[Extracted data entries]
━━━
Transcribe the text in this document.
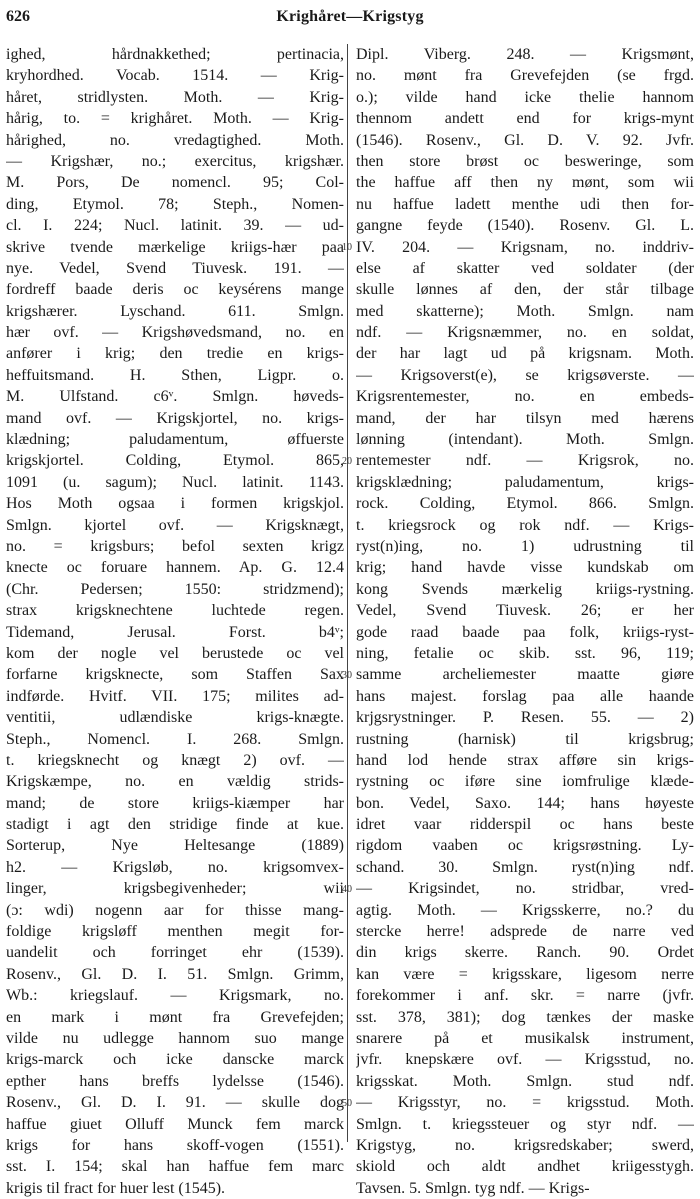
626	Krighåret—Krigstyg
ighed, hårdnakkethed; pertinacia,
kryhordhed. Vocab. 1514. — Krig-
håret, stridlysten. Moth. — Krig-
hårig, to. = krighåret. Moth. — Krig-
hårighed, no. vredagtighed. Moth.
— Krigshær, no.; exercitus, krigshær.
M. Pors, De nomencl. 95; Col-
ding, Etymol. 78; Steph., Nomen-
cl. I. 224; Nucl. latinit. 39. — ud-
skrive tvende mærkelige kriigs-hær paa
nye. Vedel, Svend Tiuvesk. 191. —
fordreff baade deris oc keysérens mange
krigshærer. Lyschand. 611. Smlgn.
hær ovf. — Krigshøvedsmand, no. en
anfører i krig; den tredie en krigs-
heffuitsmand. H. Sthen, Ligpr. o.
M. Ulfstand. c6ᵛ. Smlgn. høveds-
mand ovf. — Krigskjortel, no. krigs-
klædning; paludamentum, øffuerste
krigskjortel. Colding, Etymol. 865,
1091 (u. sagum); Nucl. latinit. 1143.
Hos Moth ogsaa i formen krigskjol.
Smlgn. kjortel ovf. — Krigsknægt,
no. = krigsburs; befol sexten krigz
knecte oc foruare hannem. Ap. G. 12.4
(Chr. Pedersen; 1550: stridzmend);
strax krigsknechtene luchtede regen.
Tidemand, Jerusal. Forst. b4ᵛ;
kom der nogle vel berustede oc vel
forfarne krigsknecte, som Staffen Sax
indførde. Hvitf. VII. 175; milites ad-
ventitii, udlændiske krigs-knægte.
Steph., Nomencl. I. 268. Smlgn.
t. kriegsknecht og knægt 2) ovf. —
Krigskæmpe, no. en vældig strids-
mand; de store kriigs-kiæmper har
stadigt i agt den stridige finde at kue.
Sorterup, Nye Heltesange (1889)
h2. — Krigsløb, no. krigsomvex-
linger, krigsbegivenheder; wii
(ɔ: wdi) nogenn aar for thisse mang-
foldige krigsløff menthen megit for-
uandelit och forringet ehr (1539).
Rosenv., Gl. D. I. 51. Smlgn. Grimm,
Wb.: kriegslauf. — Krigsmark, no.
en mark i mønt fra Grevefejden;
vilde nu udlegge hannom suo mange
krigs-marck och icke danscke marck
epther hans breffs lydelsse (1546).
Rosenv., Gl. D. I. 91. — skulle dog
haffue giuet Olluff Munck fem marck
krigs for hans skoff-vogen (1551).
sst. I. 154; skal han haffue fem marc
krigis til fract for huer lest (1545).
10
20
30
40
50
Dipl. Viberg. 248. — Krigsmønt,
no. mønt fra Grevefejden (se frgd.
o.); vilde hand icke thelie hannom
thennom andett end for krigs-mynt
(1546). Rosenv., Gl. D. V. 92. Jvfr.
then store brøst oc besweringe, som
the haffue aff then ny mønt, som wii
nu haffue ladett menthe udi then for-
gangne feyde (1540). Rosenv. Gl. L.
IV. 204. — Krigsnam, no. inddriv-
else af skatter ved soldater (der
skulle lønnes af den, der står tilbage
med skatterne); Moth. Smlgn. nam
ndf. — Krigsnæmmer, no. en soldat,
der har lagt ud på krigsnam. Moth.
— Krigsoverst(e), se krigsøverste. —
Krigsrentemester, no. en embeds-
mand, der har tilsyn med hærens
lønning (intendant). Moth. Smlgn.
rentemester ndf. — Krigsrok, no.
krigsklædning; paludamentum, krigs-
rock. Colding, Etymol. 866. Smlgn.
t. kriegsrock og rok ndf. — Krigs-
ryst(n)ing, no. 1) udrustning til
krig; hand havde visse kundskab om
kong Svends mærkelig kriigs-rystning.
Vedel, Svend Tiuvesk. 26; er her
gode raad baade paa folk, kriigs-ryst-
ning, fetalie oc skib. sst. 96, 119;
samme archeliemester maatte giøre
hans majest. forslag paa alle haande
krjgsrystninger. P. Resen. 55. — 2)
rustning (harnisk) til krigsbrug;
hand lod hende strax afføre sin krigs-
rystning oc iføre sine iomfrulige klæde-
bon. Vedel, Saxo. 144; hans høyeste
idret vaar ridderspil oc hans beste
rigdom vaaben oc krigsrøstning. Ly-
schand. 30. Smlgn. ryst(n)ing ndf.
— Krigsindet, no. stridbar, vred-
agtig. Moth. — Krigsskerre, no.? du
stercke herre! adsprede de narre ved
din krigs skerre. Ranch. 90. Ordet
kan være = krigsskare, ligesom nerre
forekommer i anf. skr. = narre (jvfr.
sst. 378, 381); dog tænkes der maske
snarere på et musikalsk instrument,
jvfr. knepskære ovf. — Krigsstud, no.
krigsskat. Moth. Smlgn. stud ndf.
— Krigsstyr, no. = krigsstud. Moth.
Smlgn. t. kriegssteuer og styr ndf. —
Krigstyg, no. krigsredskaber; swerd,
skiold och aldt andhet kriigesstygh.
Tavsen. 5. Smlgn. tyg ndf. — Krigs-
━━━
= TASK TO CARRY OUT =
An exact transcription of all the entries is required, without the pictures.

= WORKED SOLUTION =
Transcribe the text in this document.
626	Krighåret—Krigstyg
ighed, hårdnakkethed; pertinacia,
kryhordhed. Vocab. 1514. — Krig-
håret, stridlysten. Moth. — Krig-
hårig, to. = krighåret. Moth. — Krig-
hårighed, no. vredagtighed. Moth.
— Krigshær, no.; exercitus, krigshær.
M. Pors, De nomencl. 95; Col-
ding, Etymol. 78; Steph., Nomen-
cl. I. 224; Nucl. latinit. 39. — ud-
skrive tvende mærkelige kriigs-hær paa
nye. Vedel, Svend Tiuvesk. 191. —
fordreff baade deris oc keysérens mange
krigshærer. Lyschand. 611. Smlgn.
hær ovf. — Krigshøvedsmand, no. en
anfører i krig; den tredie en krigs-
heffuitsmand. H. Sthen, Ligpr. o.
M. Ulfstand. c6ᵛ. Smlgn. høveds-
mand ovf. — Krigskjortel, no. krigs-
klædning; paludamentum, øffuerste
krigskjortel. Colding, Etymol. 865,
1091 (u. sagum); Nucl. latinit. 1143.
Hos Moth ogsaa i formen krigskjol.
Smlgn. kjortel ovf. — Krigsknægt,
no. = krigsburs; befol sexten krigz
knecte oc foruare hannem. Ap. G. 12.4
(Chr. Pedersen; 1550: stridzmend);
strax krigsknechtene luchtede regen.
Tidemand, Jerusal. Forst. b4ᵛ;
kom der nogle vel berustede oc vel
forfarne krigsknecte, som Staffen Sax
indførde. Hvitf. VII. 175; milites ad-
ventitii, udlændiske krigs-knægte.
Steph., Nomencl. I. 268. Smlgn.
t. kriegsknecht og knægt 2) ovf. —
Krigskæmpe, no. en vældig strids-
mand; de store kriigs-kiæmper har
stadigt i agt den stridige finde at kue.
Sorterup, Nye Heltesange (1889)
h2. — Krigsløb, no. krigsomvex-
linger, krigsbegivenheder; wii
(ɔ: wdi) nogenn aar for thisse mang-
foldige krigsløff menthen megit for-
uandelit och forringet ehr (1539).
Rosenv., Gl. D. I. 51. Smlgn. Grimm,
Wb.: kriegslauf. — Krigsmark, no.
en mark i mønt fra Grevefejden;
vilde nu udlegge hannom suo mange
krigs-marck och icke danscke marck
epther hans breffs lydelsse (1546).
Rosenv., Gl. D. I. 91. — skulle dog
haffue giuet Olluff Munck fem marck
krigs for hans skoff-vogen (1551).
sst. I. 154; skal han haffue fem marc
krigis til fract for huer lest (1545).
10
20
30
40
50
Dipl. Viberg. 248. — Krigsmønt,
no. mønt fra Grevefejden (se frgd.
o.); vilde hand icke thelie hannom
thennom andett end for krigs-mynt
(1546). Rosenv., Gl. D. V. 92. Jvfr.
then store brøst oc besweringe, som
the haffue aff then ny mønt, som wii
nu haffue ladett menthe udi then for-
gangne feyde (1540). Rosenv. Gl. L.
IV. 204. — Krigsnam, no. inddriv-
else af skatter ved soldater (der
skulle lønnes af den, der står tilbage
med skatterne); Moth. Smlgn. nam
ndf. — Krigsnæmmer, no. en soldat,
der har lagt ud på krigsnam. Moth.
— Krigsoverst(e), se krigsøverste. —
Krigsrentemester, no. en embeds-
mand, der har tilsyn med hærens
lønning (intendant). Moth. Smlgn.
rentemester ndf. — Krigsrok, no.
krigsklædning; paludamentum, krigs-
rock. Colding, Etymol. 866. Smlgn.
t. kriegsrock og rok ndf. — Krigs-
ryst(n)ing, no. 1) udrustning til
krig; hand havde visse kundskab om
kong Svends mærkelig kriigs-rystning.
Vedel, Svend Tiuvesk. 26; er her
gode raad baade paa folk, kriigs-ryst-
ning, fetalie oc skib. sst. 96, 119;
samme archeliemester maatte giøre
hans majest. forslag paa alle haande
krjgsrystninger. P. Resen. 55. — 2)
rustning (harnisk) til krigsbrug;
hand lod hende strax afføre sin krigs-
rystning oc iføre sine iomfrulige klæde-
bon. Vedel, Saxo. 144; hans høyeste
idret vaar ridderspil oc hans beste
rigdom vaaben oc krigsrøstning. Ly-
schand. 30. Smlgn. ryst(n)ing ndf.
— Krigsindet, no. stridbar, vred-
agtig. Moth. — Krigsskerre, no.? du
stercke herre! adsprede de narre ved
din krigs skerre. Ranch. 90. Ordet
kan være = krigsskare, ligesom nerre
forekommer i anf. skr. = narre (jvfr.
sst. 378, 381); dog tænkes der maske
snarere på et musikalsk instrument,
jvfr. knepskære ovf. — Krigsstud, no.
krigsskat. Moth. Smlgn. stud ndf.
— Krigsstyr, no. = krigsstud. Moth.
Smlgn. t. kriegssteuer og styr ndf. —
Krigstyg, no. krigsredskaber; swerd,
skiold och aldt andhet kriigesstygh.
Tavsen. 5. Smlgn. tyg ndf. — Krigs-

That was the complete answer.